(Records from a dataset)
- - - - - - -
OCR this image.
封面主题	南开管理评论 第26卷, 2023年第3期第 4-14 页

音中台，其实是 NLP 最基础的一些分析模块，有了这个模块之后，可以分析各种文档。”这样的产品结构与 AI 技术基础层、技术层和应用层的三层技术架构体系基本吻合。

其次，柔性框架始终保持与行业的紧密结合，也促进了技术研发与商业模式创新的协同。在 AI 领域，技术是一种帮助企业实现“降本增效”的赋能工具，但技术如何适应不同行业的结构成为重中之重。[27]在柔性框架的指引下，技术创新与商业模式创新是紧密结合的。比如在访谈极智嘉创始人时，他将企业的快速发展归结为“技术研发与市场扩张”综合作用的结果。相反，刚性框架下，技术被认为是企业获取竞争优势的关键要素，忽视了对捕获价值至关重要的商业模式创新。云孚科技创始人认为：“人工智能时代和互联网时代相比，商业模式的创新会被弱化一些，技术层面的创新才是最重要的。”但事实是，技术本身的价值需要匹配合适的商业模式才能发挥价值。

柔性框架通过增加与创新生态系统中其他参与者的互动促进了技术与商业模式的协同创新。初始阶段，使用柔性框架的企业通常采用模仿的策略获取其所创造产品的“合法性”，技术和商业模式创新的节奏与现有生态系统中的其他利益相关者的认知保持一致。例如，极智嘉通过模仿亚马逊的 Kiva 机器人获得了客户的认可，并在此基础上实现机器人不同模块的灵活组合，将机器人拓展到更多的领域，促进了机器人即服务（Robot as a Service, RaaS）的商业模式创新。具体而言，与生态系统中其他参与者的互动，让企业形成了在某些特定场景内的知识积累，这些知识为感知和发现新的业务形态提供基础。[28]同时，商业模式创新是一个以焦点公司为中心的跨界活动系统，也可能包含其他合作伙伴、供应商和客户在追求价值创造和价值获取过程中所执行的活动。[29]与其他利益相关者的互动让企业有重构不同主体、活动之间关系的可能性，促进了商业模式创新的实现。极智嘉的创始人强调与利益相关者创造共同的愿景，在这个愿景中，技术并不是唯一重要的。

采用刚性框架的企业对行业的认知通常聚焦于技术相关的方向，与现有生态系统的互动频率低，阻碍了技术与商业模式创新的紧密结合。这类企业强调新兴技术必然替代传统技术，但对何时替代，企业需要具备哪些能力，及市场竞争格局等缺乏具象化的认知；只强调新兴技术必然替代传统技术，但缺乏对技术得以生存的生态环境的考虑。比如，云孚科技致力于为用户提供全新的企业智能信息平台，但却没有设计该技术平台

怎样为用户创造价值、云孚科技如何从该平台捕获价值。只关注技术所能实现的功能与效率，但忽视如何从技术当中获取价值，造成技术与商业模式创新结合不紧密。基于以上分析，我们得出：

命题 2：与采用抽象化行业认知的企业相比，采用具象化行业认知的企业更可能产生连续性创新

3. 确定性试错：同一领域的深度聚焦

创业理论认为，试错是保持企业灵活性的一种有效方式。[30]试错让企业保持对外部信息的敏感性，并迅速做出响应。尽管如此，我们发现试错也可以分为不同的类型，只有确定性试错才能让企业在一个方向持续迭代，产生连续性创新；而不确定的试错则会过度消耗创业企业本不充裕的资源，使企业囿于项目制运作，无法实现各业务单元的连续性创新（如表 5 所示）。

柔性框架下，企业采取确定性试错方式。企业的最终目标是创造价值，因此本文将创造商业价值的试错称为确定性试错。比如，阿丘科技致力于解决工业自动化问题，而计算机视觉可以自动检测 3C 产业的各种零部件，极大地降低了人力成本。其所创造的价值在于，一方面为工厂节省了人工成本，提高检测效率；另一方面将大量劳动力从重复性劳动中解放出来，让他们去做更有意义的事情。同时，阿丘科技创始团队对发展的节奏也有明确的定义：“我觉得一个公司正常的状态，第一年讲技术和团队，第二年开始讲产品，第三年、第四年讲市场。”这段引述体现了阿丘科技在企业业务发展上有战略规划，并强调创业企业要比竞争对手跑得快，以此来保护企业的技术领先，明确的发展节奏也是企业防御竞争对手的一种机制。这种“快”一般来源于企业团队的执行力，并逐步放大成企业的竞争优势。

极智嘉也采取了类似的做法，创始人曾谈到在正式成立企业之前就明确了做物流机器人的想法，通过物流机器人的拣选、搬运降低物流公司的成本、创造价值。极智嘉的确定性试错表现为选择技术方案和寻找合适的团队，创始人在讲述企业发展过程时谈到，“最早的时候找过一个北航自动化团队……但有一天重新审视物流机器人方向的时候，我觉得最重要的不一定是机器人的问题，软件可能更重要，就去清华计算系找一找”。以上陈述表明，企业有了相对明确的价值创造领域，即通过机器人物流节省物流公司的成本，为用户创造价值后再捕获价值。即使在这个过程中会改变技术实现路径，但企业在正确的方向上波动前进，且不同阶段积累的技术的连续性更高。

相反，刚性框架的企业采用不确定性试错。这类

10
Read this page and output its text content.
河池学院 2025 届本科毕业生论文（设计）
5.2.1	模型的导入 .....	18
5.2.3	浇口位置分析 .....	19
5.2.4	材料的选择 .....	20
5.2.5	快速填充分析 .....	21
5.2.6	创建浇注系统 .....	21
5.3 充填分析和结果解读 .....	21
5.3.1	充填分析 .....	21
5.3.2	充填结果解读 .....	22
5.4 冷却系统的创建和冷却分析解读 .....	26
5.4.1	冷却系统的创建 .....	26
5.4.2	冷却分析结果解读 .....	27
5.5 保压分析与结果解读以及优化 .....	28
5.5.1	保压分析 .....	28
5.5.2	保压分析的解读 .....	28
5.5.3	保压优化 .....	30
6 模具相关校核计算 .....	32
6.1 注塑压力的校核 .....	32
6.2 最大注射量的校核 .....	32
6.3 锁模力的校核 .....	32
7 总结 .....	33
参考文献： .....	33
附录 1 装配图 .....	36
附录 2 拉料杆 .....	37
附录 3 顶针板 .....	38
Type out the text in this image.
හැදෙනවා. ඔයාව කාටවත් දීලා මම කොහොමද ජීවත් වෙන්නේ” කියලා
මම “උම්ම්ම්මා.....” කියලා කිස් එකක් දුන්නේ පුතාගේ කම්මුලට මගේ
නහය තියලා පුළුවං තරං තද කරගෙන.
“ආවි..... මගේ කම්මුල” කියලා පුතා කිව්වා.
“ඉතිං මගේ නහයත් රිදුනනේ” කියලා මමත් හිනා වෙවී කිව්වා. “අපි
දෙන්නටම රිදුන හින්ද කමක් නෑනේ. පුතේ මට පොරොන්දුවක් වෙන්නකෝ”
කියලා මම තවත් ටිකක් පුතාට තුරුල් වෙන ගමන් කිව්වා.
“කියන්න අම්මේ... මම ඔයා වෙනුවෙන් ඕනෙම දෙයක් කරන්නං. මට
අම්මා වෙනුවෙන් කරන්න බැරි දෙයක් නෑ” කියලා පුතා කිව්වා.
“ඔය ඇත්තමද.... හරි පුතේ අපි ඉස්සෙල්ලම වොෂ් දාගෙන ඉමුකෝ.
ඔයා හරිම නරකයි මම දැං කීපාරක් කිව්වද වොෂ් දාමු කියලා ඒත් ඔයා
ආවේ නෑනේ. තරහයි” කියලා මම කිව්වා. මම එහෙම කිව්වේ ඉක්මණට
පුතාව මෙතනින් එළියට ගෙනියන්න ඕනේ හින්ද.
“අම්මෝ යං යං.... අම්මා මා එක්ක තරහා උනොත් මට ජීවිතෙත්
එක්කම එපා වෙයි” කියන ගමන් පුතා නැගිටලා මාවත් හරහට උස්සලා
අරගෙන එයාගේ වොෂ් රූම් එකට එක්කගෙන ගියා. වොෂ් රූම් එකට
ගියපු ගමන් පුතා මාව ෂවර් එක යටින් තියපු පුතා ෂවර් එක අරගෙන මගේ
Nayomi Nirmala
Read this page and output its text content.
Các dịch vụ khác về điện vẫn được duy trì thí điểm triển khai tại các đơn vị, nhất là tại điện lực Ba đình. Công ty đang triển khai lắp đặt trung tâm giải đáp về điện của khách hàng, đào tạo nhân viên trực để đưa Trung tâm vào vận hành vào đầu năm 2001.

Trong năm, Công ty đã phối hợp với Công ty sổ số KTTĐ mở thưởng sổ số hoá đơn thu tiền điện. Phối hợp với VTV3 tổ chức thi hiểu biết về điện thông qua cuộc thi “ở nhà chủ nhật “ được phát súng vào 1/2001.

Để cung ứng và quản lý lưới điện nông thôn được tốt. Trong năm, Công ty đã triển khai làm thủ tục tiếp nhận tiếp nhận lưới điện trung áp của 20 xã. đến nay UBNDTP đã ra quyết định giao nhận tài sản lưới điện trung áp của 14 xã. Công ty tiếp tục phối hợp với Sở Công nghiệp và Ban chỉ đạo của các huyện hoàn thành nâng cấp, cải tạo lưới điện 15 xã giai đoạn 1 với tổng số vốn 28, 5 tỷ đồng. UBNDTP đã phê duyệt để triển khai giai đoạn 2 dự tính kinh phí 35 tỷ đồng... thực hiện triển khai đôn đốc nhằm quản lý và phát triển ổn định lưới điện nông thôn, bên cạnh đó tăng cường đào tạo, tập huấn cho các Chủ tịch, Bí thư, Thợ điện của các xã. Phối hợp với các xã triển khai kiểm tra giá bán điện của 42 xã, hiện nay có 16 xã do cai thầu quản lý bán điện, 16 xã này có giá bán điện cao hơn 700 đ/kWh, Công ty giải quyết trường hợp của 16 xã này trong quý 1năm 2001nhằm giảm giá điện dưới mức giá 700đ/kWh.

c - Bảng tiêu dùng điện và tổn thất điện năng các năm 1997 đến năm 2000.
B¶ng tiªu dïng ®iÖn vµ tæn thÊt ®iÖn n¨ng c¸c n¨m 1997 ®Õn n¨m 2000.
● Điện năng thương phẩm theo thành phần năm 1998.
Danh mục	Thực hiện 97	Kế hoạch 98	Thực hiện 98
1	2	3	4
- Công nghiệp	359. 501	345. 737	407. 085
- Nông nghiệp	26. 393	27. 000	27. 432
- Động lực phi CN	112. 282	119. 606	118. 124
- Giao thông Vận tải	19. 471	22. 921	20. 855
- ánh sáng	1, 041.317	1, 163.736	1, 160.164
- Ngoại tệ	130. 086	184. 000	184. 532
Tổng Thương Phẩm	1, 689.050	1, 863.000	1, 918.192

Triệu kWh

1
- - - - - - -
Work instructions = Provide solely the number of lines in the data that include the word "triển".

Written response = 2